>> BEGIN DATA TO PROCESS
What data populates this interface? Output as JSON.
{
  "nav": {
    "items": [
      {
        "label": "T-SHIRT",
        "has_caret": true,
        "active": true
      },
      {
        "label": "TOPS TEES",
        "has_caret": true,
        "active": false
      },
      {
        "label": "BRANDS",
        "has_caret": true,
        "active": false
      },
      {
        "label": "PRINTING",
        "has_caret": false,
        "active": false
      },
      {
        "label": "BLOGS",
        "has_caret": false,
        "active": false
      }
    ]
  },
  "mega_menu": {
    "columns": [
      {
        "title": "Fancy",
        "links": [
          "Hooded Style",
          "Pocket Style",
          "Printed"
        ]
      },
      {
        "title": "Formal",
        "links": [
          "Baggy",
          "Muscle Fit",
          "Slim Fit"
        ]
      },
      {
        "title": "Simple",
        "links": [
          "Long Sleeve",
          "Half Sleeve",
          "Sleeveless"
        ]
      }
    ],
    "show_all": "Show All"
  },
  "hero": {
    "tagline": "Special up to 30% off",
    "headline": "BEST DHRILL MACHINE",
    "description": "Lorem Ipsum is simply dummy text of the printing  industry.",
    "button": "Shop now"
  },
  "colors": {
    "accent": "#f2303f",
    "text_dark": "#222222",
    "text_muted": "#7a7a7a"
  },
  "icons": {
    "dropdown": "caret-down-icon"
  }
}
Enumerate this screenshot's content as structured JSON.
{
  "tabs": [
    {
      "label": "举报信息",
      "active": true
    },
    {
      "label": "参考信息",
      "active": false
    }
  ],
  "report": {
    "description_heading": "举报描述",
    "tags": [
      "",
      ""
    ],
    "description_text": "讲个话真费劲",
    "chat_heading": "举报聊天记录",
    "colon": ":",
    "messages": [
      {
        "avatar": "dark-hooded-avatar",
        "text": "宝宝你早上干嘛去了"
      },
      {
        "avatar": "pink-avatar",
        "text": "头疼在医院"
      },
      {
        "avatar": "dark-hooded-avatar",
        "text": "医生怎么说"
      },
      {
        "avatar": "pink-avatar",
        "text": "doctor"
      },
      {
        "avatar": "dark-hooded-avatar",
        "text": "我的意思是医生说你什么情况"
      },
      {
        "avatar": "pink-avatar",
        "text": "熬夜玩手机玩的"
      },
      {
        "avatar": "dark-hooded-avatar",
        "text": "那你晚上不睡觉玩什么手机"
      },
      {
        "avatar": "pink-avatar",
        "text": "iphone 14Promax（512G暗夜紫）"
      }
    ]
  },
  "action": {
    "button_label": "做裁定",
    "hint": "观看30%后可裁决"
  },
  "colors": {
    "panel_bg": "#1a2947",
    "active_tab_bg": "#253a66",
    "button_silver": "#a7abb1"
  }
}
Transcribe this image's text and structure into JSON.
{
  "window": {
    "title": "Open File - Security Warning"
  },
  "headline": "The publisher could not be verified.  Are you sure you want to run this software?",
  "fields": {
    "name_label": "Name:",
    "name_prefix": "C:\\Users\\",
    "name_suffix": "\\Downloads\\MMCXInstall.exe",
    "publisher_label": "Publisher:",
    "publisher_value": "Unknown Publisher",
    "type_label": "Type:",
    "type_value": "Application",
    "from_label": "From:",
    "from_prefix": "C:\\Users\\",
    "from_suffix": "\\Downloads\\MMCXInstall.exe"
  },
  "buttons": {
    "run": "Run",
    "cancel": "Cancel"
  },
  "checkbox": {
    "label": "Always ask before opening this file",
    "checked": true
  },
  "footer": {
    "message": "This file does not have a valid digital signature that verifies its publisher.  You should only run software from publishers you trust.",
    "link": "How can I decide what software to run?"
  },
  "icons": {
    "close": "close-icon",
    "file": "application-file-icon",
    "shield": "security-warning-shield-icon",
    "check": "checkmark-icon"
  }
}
>> END DATA TO PROCESS
Restate all of the entries above precisely.

▸ EXERCISE RESULT:
What data populates this interface? Output as JSON.
{
  "nav": {
    "items": [
      {
        "label": "T-SHIRT",
        "has_caret": true,
        "active": true
      },
      {
        "label": "TOPS TEES",
        "has_caret": true,
        "active": false
      },
      {
        "label": "BRANDS",
        "has_caret": true,
        "active": false
      },
      {
        "label": "PRINTING",
        "has_caret": false,
        "active": false
      },
      {
        "label": "BLOGS",
        "has_caret": false,
        "active": false
      }
    ]
  },
  "mega_menu": {
    "columns": [
      {
        "title": "Fancy",
        "links": [
          "Hooded Style",
          "Pocket Style",
          "Printed"
        ]
      },
      {
        "title": "Formal",
        "links": [
          "Baggy",
          "Muscle Fit",
          "Slim Fit"
        ]
      },
      {
        "title": "Simple",
        "links": [
          "Long Sleeve",
          "Half Sleeve",
          "Sleeveless"
        ]
      }
    ],
    "show_all": "Show All"
  },
  "hero": {
    "tagline": "Special up to 30% off",
    "headline": "BEST DHRILL MACHINE",
    "description": "Lorem Ipsum is simply dummy text of the printing  industry.",
    "button": "Shop now"
  },
  "colors": {
    "accent": "#f2303f",
    "text_dark": "#222222",
    "text_muted": "#7a7a7a"
  },
  "icons": {
    "dropdown": "caret-down-icon"
  }
}
Enumerate this screenshot's content as structured JSON.
{
  "tabs": [
    {
      "label": "举报信息",
      "active": true
    },
    {
      "label": "参考信息",
      "active": false
    }
  ],
  "report": {
    "description_heading": "举报描述",
    "tags": [
      "",
      ""
    ],
    "description_text": "讲个话真费劲",
    "chat_heading": "举报聊天记录",
    "colon": ":",
    "messages": [
      {
        "avatar": "dark-hooded-avatar",
        "text": "宝宝你早上干嘛去了"
      },
      {
        "avatar": "pink-avatar",
        "text": "头疼在医院"
      },
      {
        "avatar": "dark-hooded-avatar",
        "text": "医生怎么说"
      },
      {
        "avatar": "pink-avatar",
        "text": "doctor"
      },
      {
        "avatar": "dark-hooded-avatar",
        "text": "我的意思是医生说你什么情况"
      },
      {
        "avatar": "pink-avatar",
        "text": "熬夜玩手机玩的"
      },
      {
        "avatar": "dark-hooded-avatar",
        "text": "那你晚上不睡觉玩什么手机"
      },
      {
        "avatar": "pink-avatar",
        "text": "iphone 14Promax（512G暗夜紫）"
      }
    ]
  },
  "action": {
    "button_label": "做裁定",
    "hint": "观看30%后可裁决"
  },
  "colors": {
    "panel_bg": "#1a2947",
    "active_tab_bg": "#253a66",
    "button_silver": "#a7abb1"
  }
}
Transcribe this image's text and structure into JSON.
{
  "window": {
    "title": "Open File - Security Warning"
  },
  "headline": "The publisher could not be verified.  Are you sure you want to run this software?",
  "fields": {
    "name_label": "Name:",
    "name_prefix": "C:\\Users\\",
    "name_suffix": "\\Downloads\\MMCXInstall.exe",
    "publisher_label": "Publisher:",
    "publisher_value": "Unknown Publisher",
    "type_label": "Type:",
    "type_value": "Application",
    "from_label": "From:",
    "from_prefix": "C:\\Users\\",
    "from_suffix": "\\Downloads\\MMCXInstall.exe"
  },
  "buttons": {
    "run": "Run",
    "cancel": "Cancel"
  },
  "checkbox": {
    "label": "Always ask before opening this file",
    "checked": true
  },
  "footer": {
    "message": "This file does not have a valid digital signature that verifies its publisher.  You should only run software from publishers you trust.",
    "link": "How can I decide what software to run?"
  },
  "icons": {
    "close": "close-icon",
    "file": "application-file-icon",
    "shield": "security-warning-shield-icon",
    "check": "checkmark-icon"
  }
}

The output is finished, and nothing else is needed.